● The problem: Copy each line below in which the word "Muut" occurs.
****************
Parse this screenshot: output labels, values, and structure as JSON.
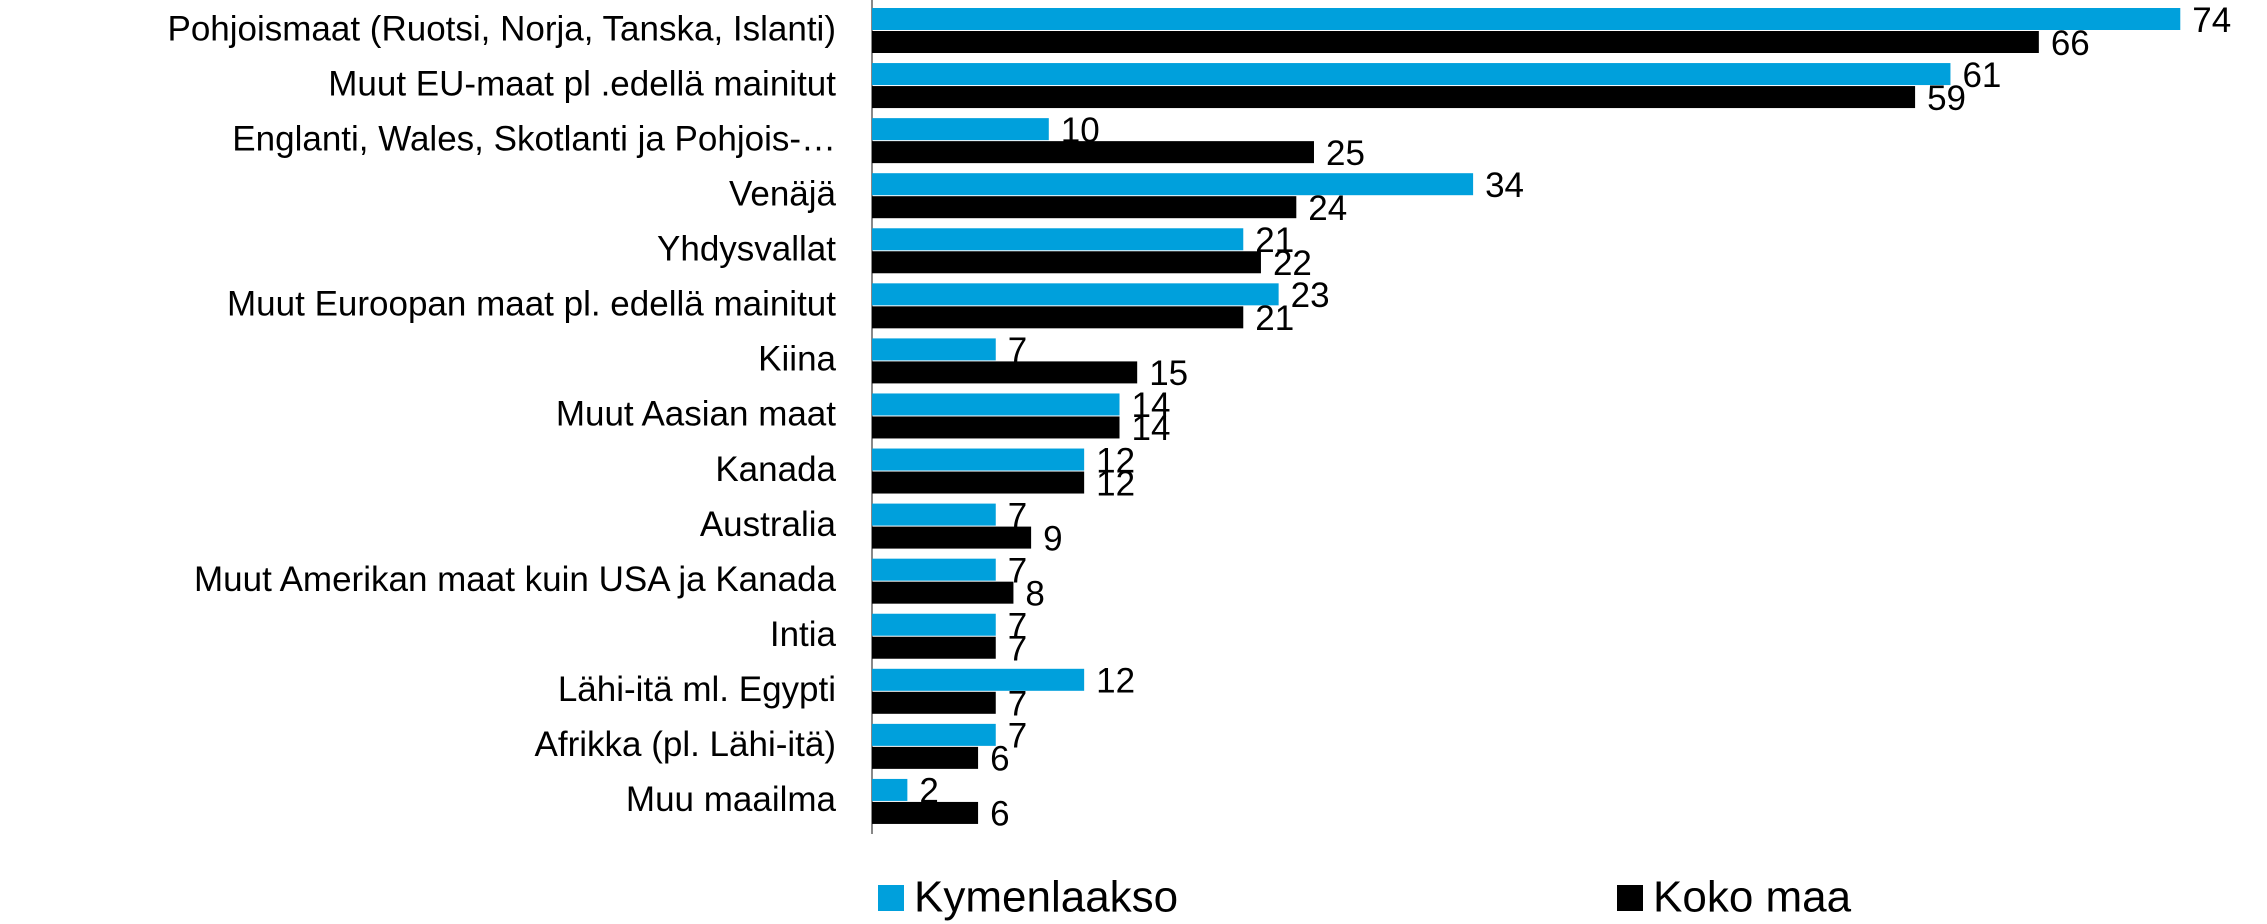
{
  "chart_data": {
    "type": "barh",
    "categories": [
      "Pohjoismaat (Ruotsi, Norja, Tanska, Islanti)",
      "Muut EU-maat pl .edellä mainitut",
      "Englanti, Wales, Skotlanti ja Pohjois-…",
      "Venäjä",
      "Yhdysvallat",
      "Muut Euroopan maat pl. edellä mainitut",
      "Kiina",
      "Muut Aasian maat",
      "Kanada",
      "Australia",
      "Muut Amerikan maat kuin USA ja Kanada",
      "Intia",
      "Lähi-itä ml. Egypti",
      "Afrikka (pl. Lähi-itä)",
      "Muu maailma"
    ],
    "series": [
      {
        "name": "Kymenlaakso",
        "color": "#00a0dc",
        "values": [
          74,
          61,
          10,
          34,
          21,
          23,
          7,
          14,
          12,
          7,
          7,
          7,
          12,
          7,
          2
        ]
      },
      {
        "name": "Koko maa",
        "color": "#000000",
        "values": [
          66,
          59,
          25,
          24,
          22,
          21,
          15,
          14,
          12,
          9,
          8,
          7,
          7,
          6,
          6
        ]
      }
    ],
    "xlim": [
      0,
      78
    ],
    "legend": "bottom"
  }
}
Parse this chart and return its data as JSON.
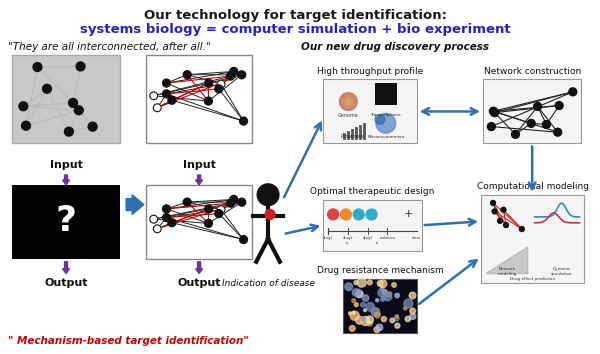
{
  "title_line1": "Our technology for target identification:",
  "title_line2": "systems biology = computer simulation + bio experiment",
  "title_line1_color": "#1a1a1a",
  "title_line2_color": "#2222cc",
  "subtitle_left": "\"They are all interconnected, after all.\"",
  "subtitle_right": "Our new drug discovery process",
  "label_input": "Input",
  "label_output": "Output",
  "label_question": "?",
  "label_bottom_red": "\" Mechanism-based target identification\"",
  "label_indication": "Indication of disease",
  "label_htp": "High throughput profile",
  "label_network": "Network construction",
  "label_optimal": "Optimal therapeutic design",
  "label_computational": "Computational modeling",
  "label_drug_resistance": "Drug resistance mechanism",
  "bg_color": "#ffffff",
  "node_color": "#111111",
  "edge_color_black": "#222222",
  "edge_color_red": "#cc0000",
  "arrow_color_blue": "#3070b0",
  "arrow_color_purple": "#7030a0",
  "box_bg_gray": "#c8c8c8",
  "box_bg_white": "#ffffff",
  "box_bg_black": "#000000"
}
****************
● Task response:
      "Muut EU-maat pl .edellä mainitut",
      "Muut Euroopan maat pl. edellä mainitut",
      "Muut Aasian maat",
      "Muut Amerikan maat kuin USA ja Kanada",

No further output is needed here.